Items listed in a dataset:
·····
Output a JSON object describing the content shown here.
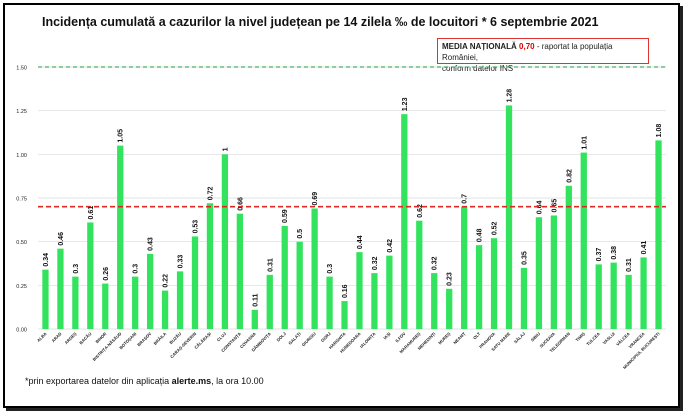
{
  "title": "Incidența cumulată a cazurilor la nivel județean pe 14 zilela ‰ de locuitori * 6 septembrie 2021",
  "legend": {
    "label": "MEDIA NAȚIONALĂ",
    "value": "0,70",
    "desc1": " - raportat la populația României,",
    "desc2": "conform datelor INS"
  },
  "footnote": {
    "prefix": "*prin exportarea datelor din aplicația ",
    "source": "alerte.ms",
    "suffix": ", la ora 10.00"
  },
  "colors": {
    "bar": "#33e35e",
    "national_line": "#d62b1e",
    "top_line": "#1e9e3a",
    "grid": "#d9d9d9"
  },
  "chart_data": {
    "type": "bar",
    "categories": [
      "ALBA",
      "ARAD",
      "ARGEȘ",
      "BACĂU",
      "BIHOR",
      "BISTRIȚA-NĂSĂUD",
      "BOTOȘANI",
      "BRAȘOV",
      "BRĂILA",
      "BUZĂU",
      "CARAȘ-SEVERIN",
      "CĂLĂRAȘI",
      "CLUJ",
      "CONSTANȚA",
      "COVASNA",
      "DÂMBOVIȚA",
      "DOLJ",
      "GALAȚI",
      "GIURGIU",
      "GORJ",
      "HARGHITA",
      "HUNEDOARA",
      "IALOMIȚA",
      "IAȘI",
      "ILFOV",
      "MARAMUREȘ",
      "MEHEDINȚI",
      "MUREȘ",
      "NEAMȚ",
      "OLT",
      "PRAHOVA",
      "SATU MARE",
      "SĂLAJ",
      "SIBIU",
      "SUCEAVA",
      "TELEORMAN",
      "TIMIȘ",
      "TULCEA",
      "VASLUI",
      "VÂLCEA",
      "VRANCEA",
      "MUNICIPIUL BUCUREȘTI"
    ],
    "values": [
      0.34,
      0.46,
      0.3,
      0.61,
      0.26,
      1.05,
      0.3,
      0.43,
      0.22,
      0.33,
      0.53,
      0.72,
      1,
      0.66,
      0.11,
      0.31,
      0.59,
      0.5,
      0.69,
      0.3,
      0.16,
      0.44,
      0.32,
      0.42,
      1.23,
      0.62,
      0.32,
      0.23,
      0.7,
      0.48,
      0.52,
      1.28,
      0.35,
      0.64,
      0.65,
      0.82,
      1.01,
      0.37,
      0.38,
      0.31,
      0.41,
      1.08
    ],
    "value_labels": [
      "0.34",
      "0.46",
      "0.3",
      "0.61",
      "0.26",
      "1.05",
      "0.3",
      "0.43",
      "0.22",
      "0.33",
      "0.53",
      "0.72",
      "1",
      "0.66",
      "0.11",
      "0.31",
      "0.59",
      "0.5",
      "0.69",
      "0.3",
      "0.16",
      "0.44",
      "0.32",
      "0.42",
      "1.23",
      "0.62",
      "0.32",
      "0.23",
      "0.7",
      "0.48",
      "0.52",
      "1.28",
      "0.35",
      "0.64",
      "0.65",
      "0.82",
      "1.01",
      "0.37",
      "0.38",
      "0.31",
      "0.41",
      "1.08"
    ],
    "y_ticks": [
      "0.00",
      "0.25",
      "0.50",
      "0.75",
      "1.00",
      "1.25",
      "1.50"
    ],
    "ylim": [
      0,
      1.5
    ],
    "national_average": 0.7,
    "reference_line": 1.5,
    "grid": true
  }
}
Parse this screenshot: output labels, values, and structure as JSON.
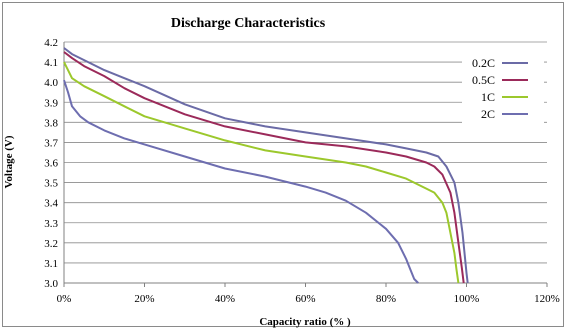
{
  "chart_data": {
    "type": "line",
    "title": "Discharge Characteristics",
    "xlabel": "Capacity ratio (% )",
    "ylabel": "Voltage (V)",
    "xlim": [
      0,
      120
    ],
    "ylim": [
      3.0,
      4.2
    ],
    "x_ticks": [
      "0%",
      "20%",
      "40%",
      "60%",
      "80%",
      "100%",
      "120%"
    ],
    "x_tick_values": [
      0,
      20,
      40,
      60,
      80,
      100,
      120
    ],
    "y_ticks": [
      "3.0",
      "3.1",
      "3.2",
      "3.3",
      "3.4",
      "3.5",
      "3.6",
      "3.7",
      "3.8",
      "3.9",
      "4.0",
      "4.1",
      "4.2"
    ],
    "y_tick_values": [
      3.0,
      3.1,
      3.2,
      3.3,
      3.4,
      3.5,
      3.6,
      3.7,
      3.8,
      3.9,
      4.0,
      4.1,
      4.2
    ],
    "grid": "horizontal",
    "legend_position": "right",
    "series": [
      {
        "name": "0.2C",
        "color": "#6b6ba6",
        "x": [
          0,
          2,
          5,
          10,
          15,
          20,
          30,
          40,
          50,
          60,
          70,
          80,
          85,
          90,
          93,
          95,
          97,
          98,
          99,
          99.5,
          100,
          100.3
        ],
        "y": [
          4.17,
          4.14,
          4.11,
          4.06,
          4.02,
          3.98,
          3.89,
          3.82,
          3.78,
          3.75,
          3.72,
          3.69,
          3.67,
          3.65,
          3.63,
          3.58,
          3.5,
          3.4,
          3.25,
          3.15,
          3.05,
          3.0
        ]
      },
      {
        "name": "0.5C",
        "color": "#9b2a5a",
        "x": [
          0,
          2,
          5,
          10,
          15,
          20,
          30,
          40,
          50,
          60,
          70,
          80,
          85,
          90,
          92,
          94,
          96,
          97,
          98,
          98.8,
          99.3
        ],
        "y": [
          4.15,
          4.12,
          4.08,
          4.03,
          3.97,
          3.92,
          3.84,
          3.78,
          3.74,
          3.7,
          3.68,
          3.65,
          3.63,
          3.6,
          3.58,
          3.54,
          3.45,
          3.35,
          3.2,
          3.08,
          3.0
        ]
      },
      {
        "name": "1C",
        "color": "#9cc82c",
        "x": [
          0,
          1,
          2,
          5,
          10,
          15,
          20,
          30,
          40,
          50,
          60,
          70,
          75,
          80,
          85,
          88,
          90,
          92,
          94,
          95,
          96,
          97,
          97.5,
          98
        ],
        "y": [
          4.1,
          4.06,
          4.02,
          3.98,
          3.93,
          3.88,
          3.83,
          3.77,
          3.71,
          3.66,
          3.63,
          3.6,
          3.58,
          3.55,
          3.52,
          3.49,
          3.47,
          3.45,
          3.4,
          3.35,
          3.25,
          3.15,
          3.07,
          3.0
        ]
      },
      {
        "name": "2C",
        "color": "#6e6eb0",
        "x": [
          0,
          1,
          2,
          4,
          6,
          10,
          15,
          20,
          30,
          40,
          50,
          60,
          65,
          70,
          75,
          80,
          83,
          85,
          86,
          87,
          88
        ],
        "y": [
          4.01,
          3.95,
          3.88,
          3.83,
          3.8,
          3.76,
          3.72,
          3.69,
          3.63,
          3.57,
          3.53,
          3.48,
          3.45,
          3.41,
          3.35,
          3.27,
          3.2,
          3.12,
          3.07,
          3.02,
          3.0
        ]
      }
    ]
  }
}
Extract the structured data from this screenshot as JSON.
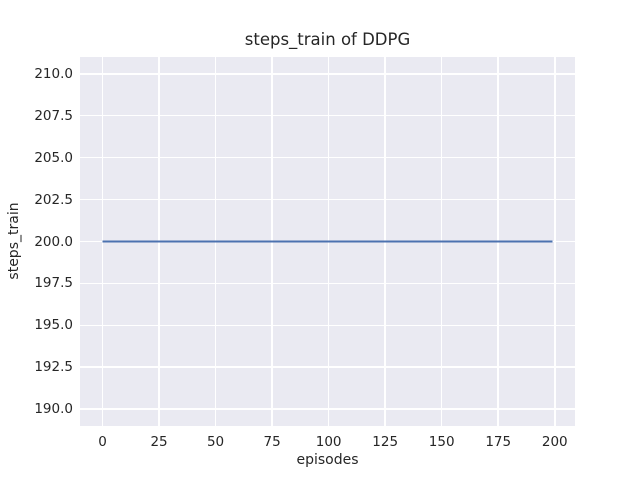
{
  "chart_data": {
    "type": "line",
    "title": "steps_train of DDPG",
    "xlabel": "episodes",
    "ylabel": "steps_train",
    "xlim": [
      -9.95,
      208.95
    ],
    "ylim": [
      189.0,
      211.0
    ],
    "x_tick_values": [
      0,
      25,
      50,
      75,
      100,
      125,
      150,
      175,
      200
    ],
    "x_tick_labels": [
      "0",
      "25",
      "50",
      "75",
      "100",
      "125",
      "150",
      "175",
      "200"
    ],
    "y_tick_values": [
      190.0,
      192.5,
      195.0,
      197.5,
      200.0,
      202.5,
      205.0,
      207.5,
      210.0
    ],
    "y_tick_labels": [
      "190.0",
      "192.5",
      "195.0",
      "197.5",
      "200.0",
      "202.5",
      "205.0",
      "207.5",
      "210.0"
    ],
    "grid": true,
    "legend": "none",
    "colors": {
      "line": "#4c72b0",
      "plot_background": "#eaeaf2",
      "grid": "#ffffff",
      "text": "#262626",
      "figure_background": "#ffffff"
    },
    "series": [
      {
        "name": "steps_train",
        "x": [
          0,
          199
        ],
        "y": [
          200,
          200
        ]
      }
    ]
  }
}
·····
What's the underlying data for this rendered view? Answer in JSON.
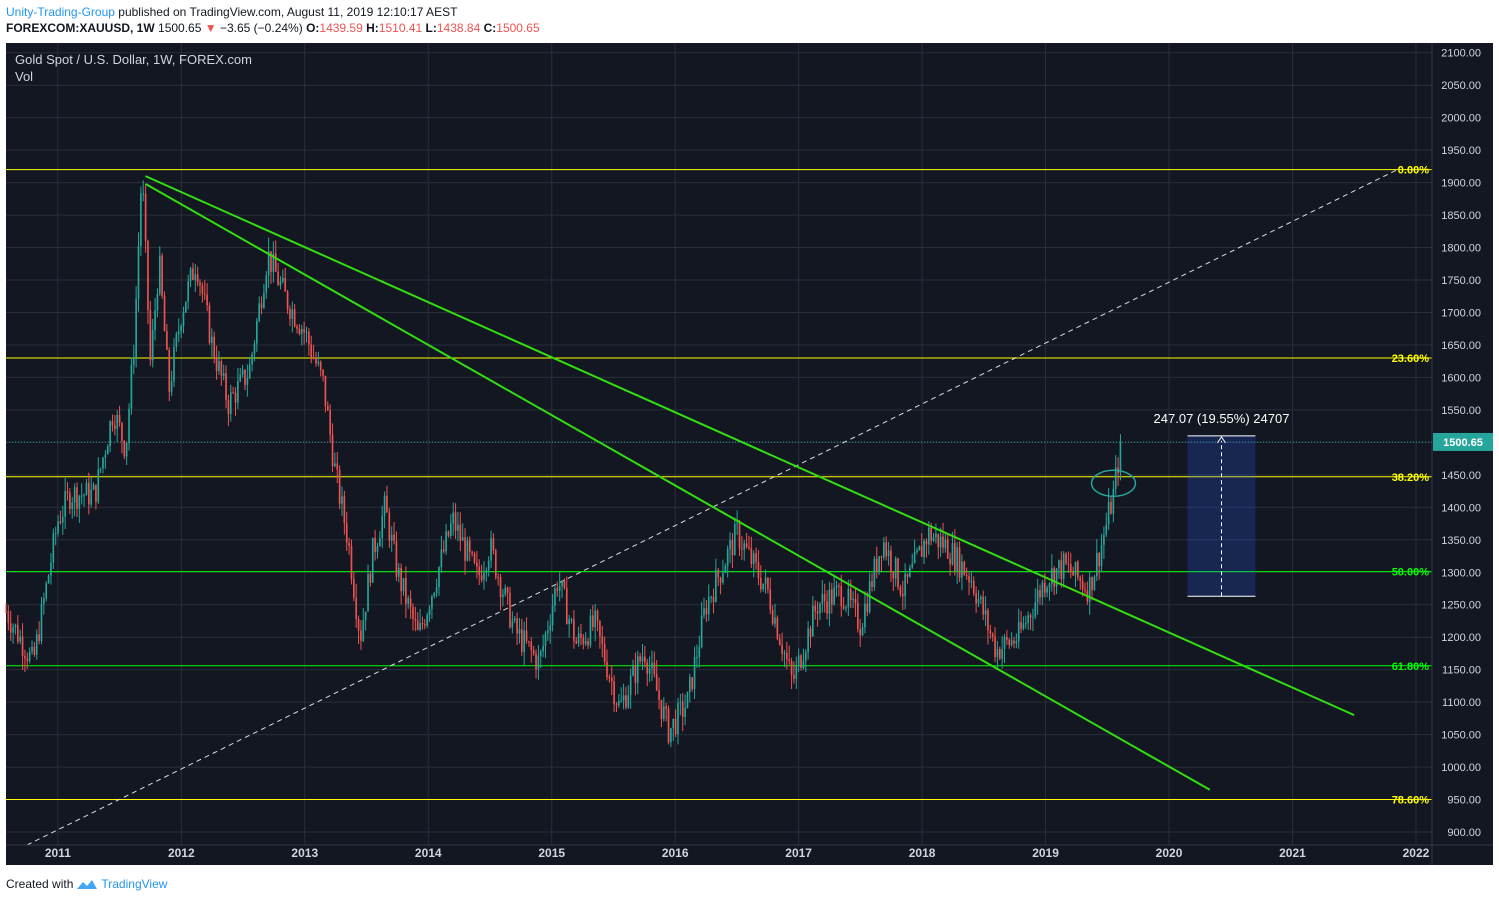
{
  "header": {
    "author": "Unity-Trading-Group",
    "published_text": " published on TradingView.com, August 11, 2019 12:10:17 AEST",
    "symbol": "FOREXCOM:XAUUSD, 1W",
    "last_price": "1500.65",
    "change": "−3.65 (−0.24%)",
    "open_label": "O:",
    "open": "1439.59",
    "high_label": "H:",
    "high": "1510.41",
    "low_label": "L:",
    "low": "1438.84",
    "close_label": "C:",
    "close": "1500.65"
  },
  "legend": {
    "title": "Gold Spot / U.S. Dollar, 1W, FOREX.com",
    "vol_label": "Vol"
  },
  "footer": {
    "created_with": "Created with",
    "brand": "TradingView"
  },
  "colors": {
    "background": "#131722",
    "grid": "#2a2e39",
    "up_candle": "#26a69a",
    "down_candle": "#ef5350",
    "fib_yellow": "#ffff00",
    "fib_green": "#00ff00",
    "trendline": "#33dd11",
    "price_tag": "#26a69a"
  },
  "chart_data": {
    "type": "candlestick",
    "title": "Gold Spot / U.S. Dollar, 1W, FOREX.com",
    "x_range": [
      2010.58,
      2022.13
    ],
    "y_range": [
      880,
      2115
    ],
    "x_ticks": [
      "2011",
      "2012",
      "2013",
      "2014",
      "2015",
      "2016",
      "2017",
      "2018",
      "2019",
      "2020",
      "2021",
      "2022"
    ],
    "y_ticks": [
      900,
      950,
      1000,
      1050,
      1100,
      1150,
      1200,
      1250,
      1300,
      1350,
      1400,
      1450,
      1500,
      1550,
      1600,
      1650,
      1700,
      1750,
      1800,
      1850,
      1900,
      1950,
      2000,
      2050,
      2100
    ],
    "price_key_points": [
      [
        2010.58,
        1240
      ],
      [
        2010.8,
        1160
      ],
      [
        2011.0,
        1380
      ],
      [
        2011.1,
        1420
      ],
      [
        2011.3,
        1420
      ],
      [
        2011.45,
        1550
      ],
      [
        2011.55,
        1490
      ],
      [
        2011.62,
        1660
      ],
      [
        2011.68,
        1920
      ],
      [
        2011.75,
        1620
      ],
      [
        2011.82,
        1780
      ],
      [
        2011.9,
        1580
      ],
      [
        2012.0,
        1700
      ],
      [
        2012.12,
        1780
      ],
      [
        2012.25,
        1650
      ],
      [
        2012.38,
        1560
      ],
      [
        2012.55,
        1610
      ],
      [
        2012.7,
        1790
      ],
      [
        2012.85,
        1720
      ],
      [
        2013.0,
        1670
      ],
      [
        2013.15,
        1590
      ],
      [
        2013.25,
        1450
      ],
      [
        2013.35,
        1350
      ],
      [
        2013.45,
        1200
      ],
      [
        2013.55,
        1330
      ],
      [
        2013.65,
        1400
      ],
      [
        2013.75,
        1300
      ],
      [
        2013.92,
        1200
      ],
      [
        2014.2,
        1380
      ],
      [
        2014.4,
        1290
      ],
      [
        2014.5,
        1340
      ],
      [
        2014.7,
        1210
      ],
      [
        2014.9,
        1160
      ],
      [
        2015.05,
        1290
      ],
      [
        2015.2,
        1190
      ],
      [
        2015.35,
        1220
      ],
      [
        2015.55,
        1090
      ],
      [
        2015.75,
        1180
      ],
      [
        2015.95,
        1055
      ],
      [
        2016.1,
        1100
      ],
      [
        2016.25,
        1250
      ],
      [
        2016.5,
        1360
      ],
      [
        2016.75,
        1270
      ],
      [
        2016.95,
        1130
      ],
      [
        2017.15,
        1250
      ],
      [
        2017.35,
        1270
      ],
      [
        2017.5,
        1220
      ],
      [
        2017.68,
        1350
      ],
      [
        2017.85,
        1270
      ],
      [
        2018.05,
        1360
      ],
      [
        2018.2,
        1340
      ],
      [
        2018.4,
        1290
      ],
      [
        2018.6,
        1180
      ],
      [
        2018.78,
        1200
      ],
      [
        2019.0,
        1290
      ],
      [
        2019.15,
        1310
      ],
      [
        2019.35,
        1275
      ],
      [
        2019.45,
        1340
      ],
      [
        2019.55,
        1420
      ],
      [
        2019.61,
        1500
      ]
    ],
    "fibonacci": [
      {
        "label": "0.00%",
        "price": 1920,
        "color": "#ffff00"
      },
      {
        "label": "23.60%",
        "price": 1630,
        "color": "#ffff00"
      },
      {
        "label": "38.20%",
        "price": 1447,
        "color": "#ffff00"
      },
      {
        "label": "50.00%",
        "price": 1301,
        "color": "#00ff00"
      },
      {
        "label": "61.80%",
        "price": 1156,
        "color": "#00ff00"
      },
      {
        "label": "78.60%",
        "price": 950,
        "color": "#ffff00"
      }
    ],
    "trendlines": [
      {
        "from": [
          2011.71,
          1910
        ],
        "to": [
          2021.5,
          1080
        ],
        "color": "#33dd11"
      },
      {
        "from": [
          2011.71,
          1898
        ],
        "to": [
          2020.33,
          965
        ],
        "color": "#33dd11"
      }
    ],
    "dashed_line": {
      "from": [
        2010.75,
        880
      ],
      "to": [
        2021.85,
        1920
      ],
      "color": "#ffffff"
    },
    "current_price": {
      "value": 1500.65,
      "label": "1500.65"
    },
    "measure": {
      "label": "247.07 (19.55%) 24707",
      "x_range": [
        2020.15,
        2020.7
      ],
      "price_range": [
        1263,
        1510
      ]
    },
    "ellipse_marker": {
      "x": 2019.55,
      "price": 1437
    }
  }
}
·····
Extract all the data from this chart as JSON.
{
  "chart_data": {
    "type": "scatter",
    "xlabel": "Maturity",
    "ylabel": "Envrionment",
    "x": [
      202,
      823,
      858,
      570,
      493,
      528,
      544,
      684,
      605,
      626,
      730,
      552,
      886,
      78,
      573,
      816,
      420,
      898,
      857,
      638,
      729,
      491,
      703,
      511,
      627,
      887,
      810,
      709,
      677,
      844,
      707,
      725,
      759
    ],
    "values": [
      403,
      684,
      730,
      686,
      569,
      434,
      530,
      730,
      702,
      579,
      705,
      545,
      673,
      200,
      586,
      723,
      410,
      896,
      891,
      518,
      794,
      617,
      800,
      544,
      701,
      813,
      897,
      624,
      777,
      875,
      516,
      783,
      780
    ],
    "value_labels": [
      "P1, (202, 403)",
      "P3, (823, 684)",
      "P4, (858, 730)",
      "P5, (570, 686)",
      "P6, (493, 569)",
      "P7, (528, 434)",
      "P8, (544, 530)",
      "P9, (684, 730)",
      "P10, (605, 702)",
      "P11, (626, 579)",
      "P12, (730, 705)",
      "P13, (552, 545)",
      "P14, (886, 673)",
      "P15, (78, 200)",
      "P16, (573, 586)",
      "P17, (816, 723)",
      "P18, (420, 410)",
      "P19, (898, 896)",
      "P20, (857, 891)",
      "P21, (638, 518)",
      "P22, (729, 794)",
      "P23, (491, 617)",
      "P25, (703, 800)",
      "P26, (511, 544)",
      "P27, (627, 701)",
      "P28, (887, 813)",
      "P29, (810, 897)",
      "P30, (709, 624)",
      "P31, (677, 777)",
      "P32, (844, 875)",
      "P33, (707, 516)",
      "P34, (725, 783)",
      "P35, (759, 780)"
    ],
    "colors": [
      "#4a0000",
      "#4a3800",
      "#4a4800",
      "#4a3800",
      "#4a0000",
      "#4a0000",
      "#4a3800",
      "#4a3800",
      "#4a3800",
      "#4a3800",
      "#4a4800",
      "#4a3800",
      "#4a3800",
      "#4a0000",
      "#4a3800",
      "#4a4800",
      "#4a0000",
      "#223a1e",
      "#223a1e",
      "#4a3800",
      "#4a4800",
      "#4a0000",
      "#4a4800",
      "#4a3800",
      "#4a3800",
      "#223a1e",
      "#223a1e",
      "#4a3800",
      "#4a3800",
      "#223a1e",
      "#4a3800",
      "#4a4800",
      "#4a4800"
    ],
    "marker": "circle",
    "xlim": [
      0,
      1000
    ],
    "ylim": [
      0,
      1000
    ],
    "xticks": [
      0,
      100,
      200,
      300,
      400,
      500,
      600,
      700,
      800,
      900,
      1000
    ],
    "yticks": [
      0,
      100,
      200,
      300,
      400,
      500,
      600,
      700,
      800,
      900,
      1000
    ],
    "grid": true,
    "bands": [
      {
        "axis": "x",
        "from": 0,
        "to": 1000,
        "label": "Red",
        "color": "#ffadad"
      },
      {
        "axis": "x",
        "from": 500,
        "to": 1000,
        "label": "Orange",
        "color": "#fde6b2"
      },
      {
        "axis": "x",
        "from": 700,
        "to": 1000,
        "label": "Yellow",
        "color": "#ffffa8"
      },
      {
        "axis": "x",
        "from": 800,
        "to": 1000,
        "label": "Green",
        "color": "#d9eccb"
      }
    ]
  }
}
·····
### Your instructions
Examine the entries and report how many of their lines contain the string "grid", giving no more than the number.

### Solution to this problem
7